■ Material shown

⁂

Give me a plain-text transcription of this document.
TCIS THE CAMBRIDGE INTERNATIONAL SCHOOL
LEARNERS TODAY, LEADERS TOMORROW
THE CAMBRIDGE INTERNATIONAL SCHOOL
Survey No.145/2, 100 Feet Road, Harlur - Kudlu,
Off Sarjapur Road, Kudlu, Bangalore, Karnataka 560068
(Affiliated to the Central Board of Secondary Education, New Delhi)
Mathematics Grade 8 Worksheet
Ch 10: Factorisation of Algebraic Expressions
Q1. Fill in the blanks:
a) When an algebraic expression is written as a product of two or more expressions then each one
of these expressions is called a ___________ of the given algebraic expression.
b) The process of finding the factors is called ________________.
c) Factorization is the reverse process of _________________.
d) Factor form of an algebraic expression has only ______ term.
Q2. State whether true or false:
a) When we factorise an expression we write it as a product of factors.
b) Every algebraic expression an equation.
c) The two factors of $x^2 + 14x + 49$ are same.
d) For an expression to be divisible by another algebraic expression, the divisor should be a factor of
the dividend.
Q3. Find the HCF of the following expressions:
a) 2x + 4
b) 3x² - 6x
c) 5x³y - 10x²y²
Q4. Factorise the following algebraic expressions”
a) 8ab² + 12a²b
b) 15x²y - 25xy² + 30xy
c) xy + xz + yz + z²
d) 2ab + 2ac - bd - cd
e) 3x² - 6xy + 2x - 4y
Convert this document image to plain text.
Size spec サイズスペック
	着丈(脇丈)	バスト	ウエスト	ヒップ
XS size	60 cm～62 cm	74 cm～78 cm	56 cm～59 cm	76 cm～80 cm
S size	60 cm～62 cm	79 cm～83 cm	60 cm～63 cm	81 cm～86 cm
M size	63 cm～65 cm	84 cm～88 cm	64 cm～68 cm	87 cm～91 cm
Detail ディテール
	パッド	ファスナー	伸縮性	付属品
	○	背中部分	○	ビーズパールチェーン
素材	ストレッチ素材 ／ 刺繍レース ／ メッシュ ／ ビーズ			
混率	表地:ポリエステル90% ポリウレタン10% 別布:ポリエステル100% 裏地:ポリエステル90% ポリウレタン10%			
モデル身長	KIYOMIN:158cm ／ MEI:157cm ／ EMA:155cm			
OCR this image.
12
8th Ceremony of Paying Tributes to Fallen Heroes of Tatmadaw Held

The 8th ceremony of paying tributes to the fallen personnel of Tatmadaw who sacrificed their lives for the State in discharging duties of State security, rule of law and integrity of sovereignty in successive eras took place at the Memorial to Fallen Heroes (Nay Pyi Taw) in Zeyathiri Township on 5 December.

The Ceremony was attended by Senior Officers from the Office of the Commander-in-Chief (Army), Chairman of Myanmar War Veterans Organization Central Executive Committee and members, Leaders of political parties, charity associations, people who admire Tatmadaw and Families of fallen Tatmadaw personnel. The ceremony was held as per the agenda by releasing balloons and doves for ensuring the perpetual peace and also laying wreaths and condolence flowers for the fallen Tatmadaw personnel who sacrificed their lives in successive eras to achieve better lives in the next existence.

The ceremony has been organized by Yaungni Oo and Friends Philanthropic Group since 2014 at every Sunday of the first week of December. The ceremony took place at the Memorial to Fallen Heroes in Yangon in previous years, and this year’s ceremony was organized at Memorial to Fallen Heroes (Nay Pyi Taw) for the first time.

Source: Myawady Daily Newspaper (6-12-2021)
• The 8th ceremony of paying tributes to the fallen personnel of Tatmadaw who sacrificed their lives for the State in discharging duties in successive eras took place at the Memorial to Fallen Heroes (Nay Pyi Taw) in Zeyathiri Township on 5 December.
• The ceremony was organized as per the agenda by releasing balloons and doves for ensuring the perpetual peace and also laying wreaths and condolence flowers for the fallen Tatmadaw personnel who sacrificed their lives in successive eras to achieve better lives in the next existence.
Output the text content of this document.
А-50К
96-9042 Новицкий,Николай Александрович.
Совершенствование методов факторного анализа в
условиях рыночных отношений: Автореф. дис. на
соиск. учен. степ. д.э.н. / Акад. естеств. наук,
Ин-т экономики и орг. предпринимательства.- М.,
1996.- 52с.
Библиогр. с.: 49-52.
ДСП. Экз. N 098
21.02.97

⁂

■ Directive
Which lines contain "duties"? Copy each of them.

■ The output
The 8th ceremony of paying tributes to the fallen personnel of Tatmadaw who sacrificed their lives for the State in discharging duties of State security, rule of law and integrity of sovereignty in successive eras took place at the Memorial to Fallen Heroes (Nay Pyi Taw) in Zeyathiri Township on 5 December.
• The 8th ceremony of paying tributes to the fallen personnel of Tatmadaw who sacrificed their lives for the State in discharging duties in successive eras took place at the Memorial to Fallen Heroes (Nay Pyi Taw) in Zeyathiri Township on 5 December.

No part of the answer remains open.